WHAT THE TASK REQUIRES: Repeat the records word for word, excluding any picture.

Dataset entries:
········

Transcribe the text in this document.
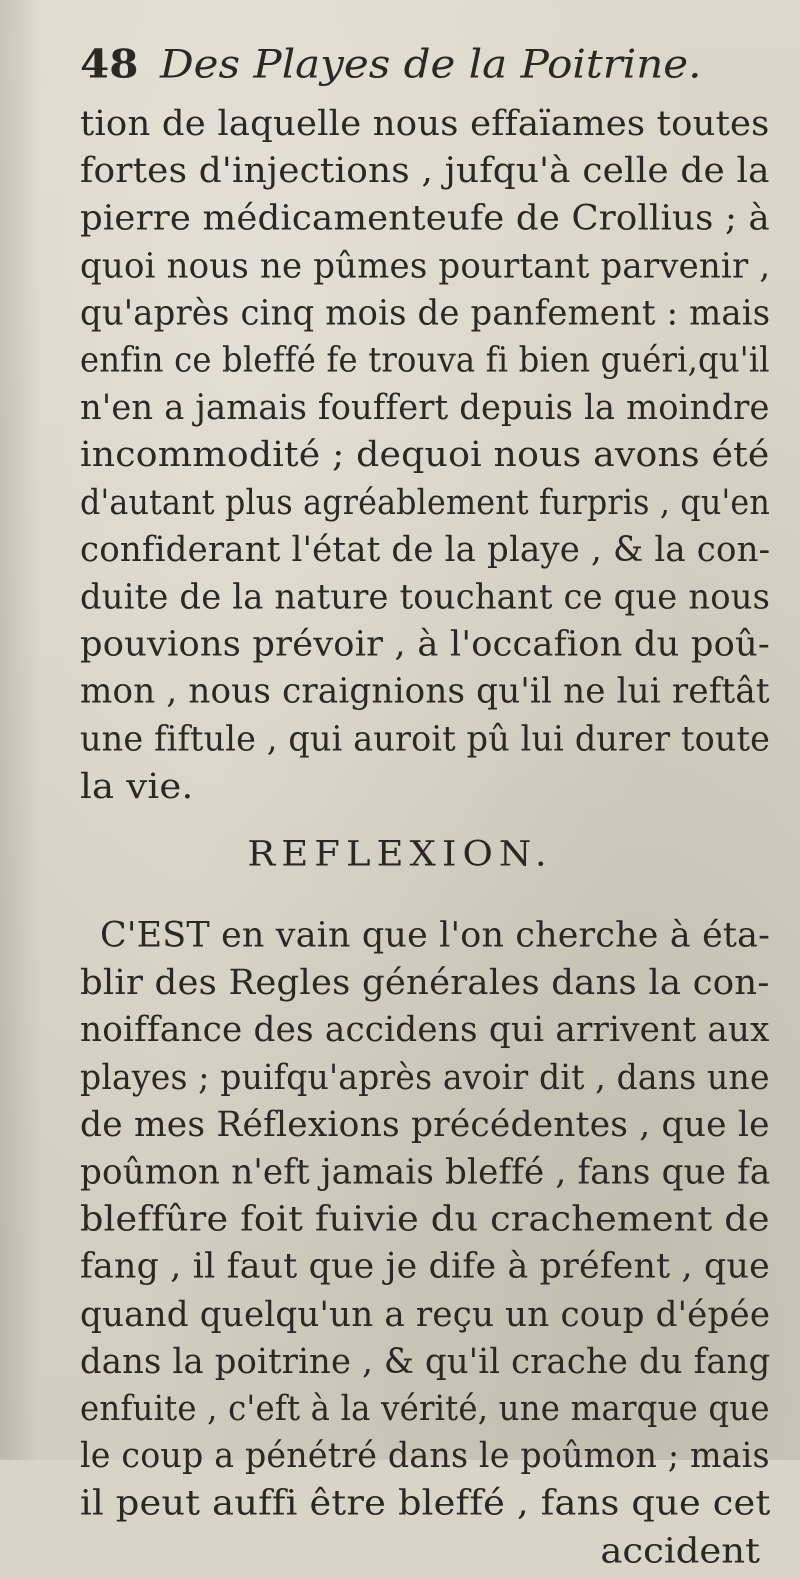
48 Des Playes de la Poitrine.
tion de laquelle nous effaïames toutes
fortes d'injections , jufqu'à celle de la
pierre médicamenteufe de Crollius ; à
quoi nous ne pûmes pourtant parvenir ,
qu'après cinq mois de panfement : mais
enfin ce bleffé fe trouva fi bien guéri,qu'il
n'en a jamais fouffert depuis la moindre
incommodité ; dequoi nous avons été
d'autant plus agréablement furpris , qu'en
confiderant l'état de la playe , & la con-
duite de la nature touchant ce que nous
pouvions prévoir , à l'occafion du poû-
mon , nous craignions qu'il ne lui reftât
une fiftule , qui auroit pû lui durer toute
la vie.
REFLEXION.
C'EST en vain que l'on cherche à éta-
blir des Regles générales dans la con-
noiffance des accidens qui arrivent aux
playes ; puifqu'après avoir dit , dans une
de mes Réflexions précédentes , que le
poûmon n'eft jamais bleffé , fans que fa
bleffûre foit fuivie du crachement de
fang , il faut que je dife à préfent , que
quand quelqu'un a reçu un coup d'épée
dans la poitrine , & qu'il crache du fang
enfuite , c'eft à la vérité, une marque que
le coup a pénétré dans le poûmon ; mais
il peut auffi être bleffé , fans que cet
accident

········

COMPLETE OUTPUT:
Transcribe the text in this document.
48 Des Playes de la Poitrine.
tion de laquelle nous effaïames toutes
fortes d'injections , jufqu'à celle de la
pierre médicamenteufe de Crollius ; à
quoi nous ne pûmes pourtant parvenir ,
qu'après cinq mois de panfement : mais
enfin ce bleffé fe trouva fi bien guéri,qu'il
n'en a jamais fouffert depuis la moindre
incommodité ; dequoi nous avons été
d'autant plus agréablement furpris , qu'en
confiderant l'état de la playe , & la con-
duite de la nature touchant ce que nous
pouvions prévoir , à l'occafion du poû-
mon , nous craignions qu'il ne lui reftât
une fiftule , qui auroit pû lui durer toute
la vie.
REFLEXION.
C'EST en vain que l'on cherche à éta-
blir des Regles générales dans la con-
noiffance des accidens qui arrivent aux
playes ; puifqu'après avoir dit , dans une
de mes Réflexions précédentes , que le
poûmon n'eft jamais bleffé , fans que fa
bleffûre foit fuivie du crachement de
fang , il faut que je dife à préfent , que
quand quelqu'un a reçu un coup d'épée
dans la poitrine , & qu'il crache du fang
enfuite , c'eft à la vérité, une marque que
le coup a pénétré dans le poûmon ; mais
il peut auffi être bleffé , fans que cet
accident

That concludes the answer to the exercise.